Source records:
———
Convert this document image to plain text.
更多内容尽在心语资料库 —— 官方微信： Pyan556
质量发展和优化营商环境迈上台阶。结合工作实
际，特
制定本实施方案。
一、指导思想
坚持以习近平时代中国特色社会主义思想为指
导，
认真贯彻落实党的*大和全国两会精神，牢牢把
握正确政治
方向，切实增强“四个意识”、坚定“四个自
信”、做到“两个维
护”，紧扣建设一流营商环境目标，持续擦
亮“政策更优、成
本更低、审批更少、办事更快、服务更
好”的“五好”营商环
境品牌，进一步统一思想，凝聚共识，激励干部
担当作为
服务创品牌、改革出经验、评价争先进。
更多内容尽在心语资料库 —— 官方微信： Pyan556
———
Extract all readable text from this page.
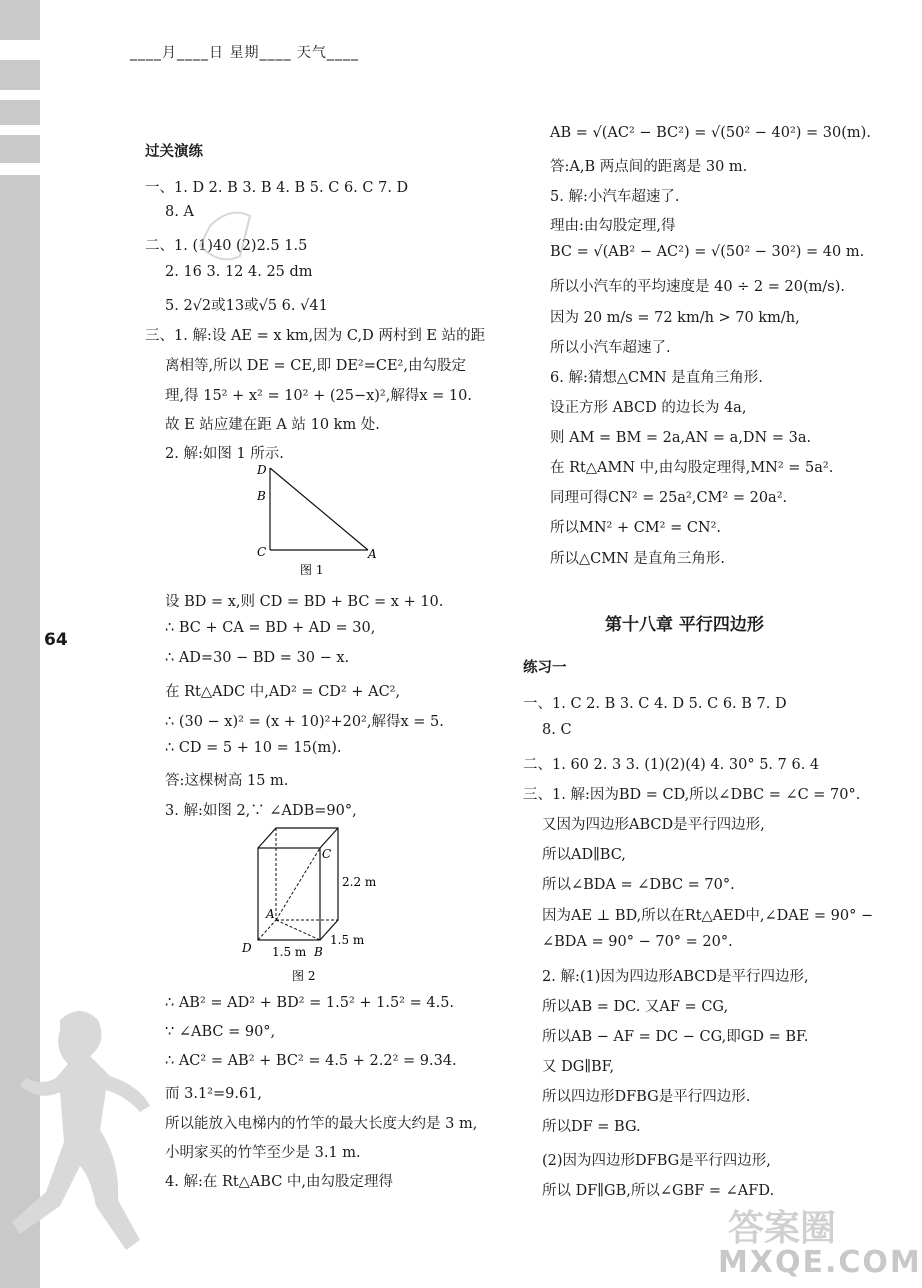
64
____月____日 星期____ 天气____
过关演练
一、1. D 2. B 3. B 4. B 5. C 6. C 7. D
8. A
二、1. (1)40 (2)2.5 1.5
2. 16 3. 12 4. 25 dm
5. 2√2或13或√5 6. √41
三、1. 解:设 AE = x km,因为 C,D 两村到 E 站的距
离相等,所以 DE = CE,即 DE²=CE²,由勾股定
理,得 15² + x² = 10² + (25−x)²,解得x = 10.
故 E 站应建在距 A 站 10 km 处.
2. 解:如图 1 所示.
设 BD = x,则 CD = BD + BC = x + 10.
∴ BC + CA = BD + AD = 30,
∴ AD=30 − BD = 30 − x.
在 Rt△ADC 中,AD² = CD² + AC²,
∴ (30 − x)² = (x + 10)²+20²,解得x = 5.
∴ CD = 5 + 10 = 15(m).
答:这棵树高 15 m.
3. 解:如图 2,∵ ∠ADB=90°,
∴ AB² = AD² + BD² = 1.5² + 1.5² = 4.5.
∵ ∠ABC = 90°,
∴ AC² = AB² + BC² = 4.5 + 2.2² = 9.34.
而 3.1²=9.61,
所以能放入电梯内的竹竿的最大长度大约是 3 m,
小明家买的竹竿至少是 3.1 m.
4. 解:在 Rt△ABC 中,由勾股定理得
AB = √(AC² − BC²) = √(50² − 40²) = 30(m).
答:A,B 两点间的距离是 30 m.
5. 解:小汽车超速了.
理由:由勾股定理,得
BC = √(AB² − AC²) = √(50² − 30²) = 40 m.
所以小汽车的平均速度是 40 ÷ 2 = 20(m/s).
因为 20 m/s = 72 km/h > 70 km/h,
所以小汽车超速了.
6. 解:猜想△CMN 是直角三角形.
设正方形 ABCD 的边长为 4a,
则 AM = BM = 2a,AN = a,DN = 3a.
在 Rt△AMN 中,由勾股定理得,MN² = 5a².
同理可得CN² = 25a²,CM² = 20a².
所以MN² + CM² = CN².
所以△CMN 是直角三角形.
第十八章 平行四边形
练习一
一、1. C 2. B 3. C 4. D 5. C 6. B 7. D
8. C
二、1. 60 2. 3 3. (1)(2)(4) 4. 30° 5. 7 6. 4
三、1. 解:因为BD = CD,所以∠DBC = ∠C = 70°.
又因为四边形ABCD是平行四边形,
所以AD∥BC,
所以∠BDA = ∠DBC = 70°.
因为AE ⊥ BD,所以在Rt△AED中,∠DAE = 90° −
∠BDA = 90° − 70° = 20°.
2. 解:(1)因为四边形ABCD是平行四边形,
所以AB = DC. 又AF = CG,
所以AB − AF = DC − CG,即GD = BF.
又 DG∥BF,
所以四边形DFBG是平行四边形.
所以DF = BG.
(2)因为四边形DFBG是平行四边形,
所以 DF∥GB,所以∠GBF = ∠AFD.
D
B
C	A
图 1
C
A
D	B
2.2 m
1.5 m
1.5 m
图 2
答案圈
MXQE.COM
———
**Do this**.
Select the lines that carry the string "text" and copy them.

**Response**.
Convert this document image to plain text.
Extract all readable text from this page.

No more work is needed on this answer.